◆ Extracted records ◆
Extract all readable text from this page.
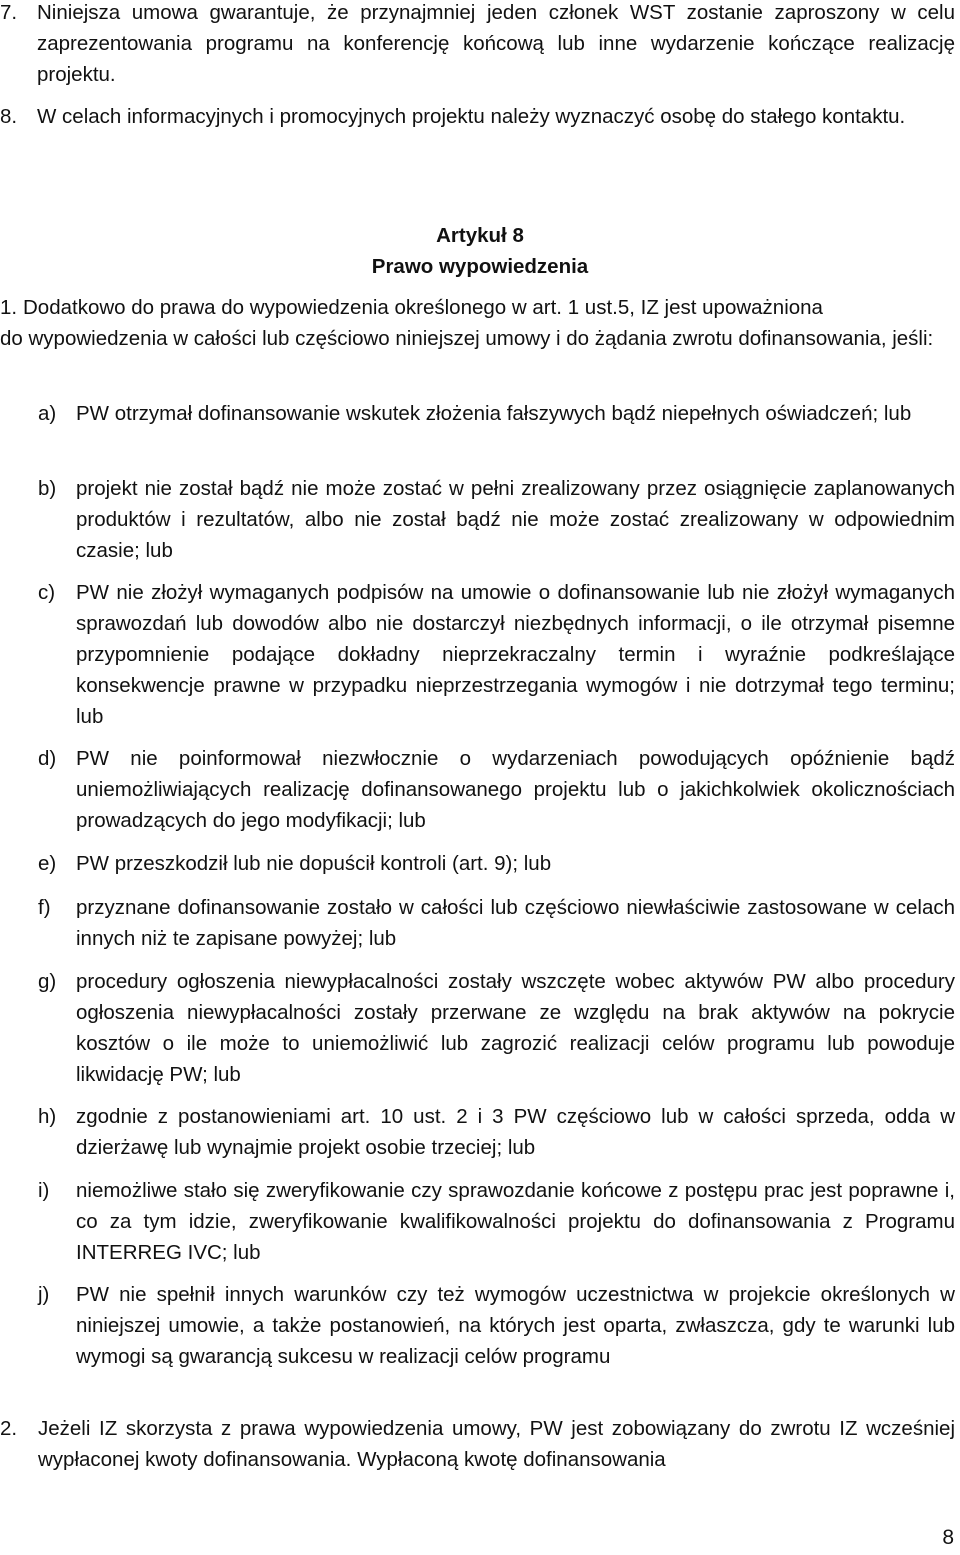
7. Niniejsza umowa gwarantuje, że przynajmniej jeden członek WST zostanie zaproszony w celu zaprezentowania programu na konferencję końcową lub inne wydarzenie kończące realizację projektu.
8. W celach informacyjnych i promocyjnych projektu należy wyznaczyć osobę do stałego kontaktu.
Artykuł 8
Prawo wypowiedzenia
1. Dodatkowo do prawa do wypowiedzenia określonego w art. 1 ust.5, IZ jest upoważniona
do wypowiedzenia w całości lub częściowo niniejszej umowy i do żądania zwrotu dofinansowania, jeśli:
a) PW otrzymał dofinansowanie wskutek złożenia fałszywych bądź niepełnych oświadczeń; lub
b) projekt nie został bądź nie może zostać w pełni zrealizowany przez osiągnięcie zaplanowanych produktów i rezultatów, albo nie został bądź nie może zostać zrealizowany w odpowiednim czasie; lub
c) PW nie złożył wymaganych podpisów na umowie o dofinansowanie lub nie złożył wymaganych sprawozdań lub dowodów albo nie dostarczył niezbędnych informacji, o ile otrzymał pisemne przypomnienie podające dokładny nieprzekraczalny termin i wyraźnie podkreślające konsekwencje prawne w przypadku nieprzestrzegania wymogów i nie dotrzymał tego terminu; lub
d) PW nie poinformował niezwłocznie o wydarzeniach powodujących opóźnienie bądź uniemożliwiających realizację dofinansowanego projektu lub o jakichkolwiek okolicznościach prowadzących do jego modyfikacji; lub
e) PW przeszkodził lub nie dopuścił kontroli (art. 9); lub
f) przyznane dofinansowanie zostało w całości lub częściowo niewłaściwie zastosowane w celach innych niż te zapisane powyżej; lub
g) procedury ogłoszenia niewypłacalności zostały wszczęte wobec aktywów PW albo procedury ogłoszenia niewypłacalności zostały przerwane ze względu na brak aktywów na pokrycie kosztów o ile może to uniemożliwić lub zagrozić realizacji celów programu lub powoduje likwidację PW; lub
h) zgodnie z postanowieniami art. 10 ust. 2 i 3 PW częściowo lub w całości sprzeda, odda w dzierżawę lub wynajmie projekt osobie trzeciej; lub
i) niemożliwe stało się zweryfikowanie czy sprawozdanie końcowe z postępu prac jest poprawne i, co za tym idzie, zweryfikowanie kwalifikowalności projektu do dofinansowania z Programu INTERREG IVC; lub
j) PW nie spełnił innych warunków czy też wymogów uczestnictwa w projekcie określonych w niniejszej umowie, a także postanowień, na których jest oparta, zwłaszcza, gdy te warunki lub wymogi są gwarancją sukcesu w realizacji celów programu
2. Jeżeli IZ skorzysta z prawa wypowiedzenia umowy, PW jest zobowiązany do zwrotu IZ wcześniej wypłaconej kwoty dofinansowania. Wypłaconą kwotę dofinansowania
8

◆ Challenge ◆
Determine the number of lines in the entries above where the string "dofinansowania" appears. Answer with the number alone.

◆ The reply ◆
3